Passage to read:

/---

CGIAR Gender News

Time-use agency: A new measure of women’s empowerment

Women and time Photo: CIFOR

Substantial gender gaps in time spent on unpaid domestic and care work can be found in every region of the world, and have expanded during the COVID-19 pandemic. These are due, in large part, to rigid gender norms that place responsibility for unpaid care and domestic work disproportionately on women. As a result, women are more likely than men to be time poor—less able to make unconstrained choices about how to allocate their time.

Quantitative measures of time use are crucial to tracking progress toward gender equality. These can be based on, for example, individuals’ recollection of time spent on activities over the last 24 hours, or on survey questions (“On a typical day, how much time do you spend caring for children?”). But such approaches can fail to capture the motivations behind time-use decisions.

In research on women’s empowerment, time use is typically viewed either as a resource used in pursuit of personal goals or as an outcome that a policy or intervention is designed to improve. Empowerment is seen as a function of the amount of time spent on different types of activities. For example, the Women’s Empowerment in Agriculture Index (WEAI) and project-level WEAI (pro-WEAI) include indicators related to an individual’s workload, which define someone as less empowered if they spend more than 10.5 hours/day on paid and unpaid work.

\---

Task brief: Continue the article on time-use agency as a measure of women's empowerment from where it stops.

Material shown:
/---

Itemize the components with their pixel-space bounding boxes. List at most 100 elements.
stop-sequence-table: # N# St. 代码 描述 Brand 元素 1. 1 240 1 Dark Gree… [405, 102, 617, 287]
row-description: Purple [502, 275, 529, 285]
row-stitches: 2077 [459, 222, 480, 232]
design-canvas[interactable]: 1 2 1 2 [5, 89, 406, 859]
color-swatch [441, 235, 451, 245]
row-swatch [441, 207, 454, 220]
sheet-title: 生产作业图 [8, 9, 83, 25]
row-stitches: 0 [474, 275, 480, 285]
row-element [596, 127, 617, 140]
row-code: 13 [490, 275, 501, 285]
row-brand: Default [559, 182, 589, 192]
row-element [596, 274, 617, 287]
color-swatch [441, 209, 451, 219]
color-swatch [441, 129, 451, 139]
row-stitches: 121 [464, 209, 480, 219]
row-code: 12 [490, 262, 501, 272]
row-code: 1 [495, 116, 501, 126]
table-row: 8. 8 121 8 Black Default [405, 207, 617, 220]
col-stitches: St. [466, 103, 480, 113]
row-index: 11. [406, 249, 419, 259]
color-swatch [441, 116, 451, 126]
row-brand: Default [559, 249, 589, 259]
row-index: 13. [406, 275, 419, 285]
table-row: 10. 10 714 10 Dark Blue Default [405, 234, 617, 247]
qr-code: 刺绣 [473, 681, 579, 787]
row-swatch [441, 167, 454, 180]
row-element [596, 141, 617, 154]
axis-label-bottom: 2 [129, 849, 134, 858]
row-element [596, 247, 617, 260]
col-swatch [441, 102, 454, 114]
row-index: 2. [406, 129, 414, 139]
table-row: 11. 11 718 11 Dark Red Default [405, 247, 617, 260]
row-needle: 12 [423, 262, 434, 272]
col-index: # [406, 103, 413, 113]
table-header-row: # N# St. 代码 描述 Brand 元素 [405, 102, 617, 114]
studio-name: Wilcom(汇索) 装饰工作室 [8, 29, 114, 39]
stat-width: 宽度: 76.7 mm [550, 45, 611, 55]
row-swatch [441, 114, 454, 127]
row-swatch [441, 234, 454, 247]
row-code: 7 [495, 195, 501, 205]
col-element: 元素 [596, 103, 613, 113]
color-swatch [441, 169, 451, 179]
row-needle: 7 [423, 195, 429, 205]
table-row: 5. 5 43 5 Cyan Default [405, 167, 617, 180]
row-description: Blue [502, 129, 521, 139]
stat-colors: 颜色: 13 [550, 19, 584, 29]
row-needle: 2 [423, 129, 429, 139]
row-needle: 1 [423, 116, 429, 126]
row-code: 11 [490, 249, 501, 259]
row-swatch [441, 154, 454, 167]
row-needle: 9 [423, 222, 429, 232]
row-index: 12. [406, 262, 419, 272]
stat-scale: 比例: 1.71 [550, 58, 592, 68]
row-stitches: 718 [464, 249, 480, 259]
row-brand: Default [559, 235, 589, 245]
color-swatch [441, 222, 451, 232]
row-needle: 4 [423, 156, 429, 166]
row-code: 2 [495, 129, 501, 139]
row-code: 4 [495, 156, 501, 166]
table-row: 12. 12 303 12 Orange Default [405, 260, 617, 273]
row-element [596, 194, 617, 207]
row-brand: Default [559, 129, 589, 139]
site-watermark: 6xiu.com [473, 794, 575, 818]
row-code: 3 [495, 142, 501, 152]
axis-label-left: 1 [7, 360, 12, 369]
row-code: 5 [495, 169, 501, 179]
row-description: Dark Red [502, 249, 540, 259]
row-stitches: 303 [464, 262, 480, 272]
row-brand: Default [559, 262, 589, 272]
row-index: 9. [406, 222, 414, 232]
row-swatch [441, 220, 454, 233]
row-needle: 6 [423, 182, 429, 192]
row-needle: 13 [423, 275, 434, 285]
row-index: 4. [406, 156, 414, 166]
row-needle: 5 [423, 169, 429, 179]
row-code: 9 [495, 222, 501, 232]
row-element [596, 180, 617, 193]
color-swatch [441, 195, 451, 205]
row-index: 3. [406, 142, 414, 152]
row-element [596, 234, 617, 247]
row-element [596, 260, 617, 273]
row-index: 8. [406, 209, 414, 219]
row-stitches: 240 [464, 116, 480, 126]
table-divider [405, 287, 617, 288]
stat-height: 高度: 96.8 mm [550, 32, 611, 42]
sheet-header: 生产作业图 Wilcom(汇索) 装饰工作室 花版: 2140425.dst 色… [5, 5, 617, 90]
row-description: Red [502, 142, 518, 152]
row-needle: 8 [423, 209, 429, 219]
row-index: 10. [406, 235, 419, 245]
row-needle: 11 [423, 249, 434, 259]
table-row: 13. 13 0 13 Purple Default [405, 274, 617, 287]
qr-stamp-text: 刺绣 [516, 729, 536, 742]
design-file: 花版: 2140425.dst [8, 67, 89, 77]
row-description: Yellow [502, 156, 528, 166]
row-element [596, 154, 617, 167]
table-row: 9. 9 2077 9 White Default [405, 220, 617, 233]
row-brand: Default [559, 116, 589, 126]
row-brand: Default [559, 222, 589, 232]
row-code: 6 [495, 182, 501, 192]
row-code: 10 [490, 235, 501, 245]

\---

Output for this task:
While such approaches are useful for identifying time poverty, they reveal little about the link between time poverty and empowerment. Some women who work long hours each day might do so because of a lack of agency, while others do so because of enhanced agency—because they are internally driven (e.g., passion for work, self-fulfillment) rather than constrained by external pressures (e.g., social expectations, care responsibilities, subsistence motives). In reality, most women’s motivations are likely mixed. The subtleties in the decisions and tradeoffs women make around time use are important. Thus, generalizations that categorize those with heavy time burdens as disempowered can mask key aspects of agency.